== YOUR GOAL ==
Each line from the one that contains "Type out the text in this image." to the end of the material must be set down exactly, and no line before it.

== INPUT ROWS ==
-- BEGIN --
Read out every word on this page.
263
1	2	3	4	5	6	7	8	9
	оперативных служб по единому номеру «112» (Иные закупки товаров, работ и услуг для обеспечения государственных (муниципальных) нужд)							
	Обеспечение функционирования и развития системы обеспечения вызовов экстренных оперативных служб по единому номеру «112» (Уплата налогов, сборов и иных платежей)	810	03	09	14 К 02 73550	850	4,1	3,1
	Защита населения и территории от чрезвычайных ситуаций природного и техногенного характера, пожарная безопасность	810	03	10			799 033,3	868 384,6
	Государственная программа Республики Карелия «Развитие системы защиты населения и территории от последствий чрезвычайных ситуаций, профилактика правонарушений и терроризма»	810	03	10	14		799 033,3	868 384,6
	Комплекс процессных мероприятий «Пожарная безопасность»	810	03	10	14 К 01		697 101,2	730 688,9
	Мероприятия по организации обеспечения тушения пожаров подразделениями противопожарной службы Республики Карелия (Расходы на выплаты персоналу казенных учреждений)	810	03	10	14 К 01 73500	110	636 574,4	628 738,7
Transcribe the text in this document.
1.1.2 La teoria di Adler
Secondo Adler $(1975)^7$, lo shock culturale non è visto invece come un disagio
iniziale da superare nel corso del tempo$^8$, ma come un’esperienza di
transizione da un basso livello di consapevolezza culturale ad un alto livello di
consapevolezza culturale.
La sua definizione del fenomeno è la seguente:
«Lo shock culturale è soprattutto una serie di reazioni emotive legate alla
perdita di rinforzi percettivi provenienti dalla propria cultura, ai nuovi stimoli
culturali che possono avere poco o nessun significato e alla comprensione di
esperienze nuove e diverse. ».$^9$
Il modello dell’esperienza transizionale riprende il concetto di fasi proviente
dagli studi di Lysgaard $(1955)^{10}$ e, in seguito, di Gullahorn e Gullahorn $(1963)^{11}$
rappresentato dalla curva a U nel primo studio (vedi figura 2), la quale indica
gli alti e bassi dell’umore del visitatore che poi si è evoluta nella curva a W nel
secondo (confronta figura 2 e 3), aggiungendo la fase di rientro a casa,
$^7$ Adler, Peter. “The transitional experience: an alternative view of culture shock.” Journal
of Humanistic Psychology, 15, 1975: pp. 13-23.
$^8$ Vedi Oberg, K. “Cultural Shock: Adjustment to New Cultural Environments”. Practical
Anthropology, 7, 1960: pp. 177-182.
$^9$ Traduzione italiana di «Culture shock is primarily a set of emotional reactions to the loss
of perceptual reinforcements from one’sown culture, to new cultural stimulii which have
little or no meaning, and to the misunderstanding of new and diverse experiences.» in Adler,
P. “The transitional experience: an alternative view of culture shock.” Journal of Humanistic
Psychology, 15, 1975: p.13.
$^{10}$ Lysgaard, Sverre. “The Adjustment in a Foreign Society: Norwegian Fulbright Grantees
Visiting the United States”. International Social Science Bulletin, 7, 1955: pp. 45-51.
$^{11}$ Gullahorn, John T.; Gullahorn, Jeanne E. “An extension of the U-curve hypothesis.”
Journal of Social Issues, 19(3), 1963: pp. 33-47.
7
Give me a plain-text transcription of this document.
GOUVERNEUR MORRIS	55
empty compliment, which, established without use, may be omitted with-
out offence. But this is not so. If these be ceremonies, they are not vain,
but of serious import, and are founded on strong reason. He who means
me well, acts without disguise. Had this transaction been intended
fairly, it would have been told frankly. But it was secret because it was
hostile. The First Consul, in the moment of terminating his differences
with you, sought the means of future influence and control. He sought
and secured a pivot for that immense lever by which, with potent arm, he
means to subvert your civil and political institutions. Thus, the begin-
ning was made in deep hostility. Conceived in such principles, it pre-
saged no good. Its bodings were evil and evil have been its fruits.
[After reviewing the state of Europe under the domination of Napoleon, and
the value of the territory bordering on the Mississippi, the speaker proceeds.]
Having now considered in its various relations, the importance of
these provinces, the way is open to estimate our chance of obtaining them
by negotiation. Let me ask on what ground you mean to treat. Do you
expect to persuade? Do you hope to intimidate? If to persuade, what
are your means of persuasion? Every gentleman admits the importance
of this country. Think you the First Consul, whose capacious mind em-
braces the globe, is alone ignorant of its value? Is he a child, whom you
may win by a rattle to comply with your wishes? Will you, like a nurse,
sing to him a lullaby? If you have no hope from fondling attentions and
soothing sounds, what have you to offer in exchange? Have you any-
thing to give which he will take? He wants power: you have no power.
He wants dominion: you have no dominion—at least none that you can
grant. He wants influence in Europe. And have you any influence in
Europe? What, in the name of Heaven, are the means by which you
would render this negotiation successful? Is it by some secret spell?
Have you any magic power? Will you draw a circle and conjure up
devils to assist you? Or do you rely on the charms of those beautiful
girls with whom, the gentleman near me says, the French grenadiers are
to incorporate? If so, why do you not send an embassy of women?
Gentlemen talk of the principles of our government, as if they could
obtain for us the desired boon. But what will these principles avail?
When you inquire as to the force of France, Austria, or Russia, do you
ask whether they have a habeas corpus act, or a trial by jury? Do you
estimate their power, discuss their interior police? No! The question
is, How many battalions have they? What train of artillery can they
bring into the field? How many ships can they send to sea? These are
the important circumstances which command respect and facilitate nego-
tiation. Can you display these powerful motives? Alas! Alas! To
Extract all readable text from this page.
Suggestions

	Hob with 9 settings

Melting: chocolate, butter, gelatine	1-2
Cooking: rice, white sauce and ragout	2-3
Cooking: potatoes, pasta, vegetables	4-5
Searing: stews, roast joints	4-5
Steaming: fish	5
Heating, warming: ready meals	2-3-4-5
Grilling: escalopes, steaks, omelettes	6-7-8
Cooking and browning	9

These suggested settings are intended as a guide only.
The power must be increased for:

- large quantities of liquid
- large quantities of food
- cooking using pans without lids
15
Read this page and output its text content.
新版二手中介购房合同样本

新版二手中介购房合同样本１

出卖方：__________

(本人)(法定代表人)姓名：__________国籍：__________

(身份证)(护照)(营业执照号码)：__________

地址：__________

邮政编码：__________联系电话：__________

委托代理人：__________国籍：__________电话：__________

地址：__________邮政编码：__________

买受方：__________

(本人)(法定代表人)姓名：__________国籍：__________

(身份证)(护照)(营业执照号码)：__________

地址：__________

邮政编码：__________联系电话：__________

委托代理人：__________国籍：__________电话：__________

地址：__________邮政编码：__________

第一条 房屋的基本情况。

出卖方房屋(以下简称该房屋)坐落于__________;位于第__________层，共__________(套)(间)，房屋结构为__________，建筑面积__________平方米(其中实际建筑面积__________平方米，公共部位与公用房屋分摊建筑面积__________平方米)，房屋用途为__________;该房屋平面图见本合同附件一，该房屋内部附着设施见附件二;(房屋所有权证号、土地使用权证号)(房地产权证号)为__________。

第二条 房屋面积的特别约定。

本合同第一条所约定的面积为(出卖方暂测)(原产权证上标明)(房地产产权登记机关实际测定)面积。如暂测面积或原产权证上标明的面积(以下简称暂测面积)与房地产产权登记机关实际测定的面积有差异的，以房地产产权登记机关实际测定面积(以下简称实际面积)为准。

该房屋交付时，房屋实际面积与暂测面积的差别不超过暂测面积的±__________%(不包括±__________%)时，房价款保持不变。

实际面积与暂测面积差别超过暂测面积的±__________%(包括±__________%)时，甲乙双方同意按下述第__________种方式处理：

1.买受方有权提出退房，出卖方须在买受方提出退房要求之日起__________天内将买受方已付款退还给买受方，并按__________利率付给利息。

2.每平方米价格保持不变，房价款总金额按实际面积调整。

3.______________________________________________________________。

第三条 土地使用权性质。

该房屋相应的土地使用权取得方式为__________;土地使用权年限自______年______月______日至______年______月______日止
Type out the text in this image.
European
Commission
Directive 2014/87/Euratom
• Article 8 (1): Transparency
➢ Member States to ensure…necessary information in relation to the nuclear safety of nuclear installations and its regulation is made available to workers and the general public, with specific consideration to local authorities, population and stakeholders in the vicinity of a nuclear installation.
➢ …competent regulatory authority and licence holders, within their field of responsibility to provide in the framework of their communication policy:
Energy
-- END --
== FULL RESPONSE ==
Type out the text in this image.
European
Commission
Directive 2014/87/Euratom
• Article 8 (1): Transparency
➢ Member States to ensure…necessary information in relation to the nuclear safety of nuclear installations and its regulation is made available to workers and the general public, with specific consideration to local authorities, population and stakeholders in the vicinity of a nuclear installation.
➢ …competent regulatory authority and licence holders, within their field of responsibility to provide in the framework of their communication policy:
Energy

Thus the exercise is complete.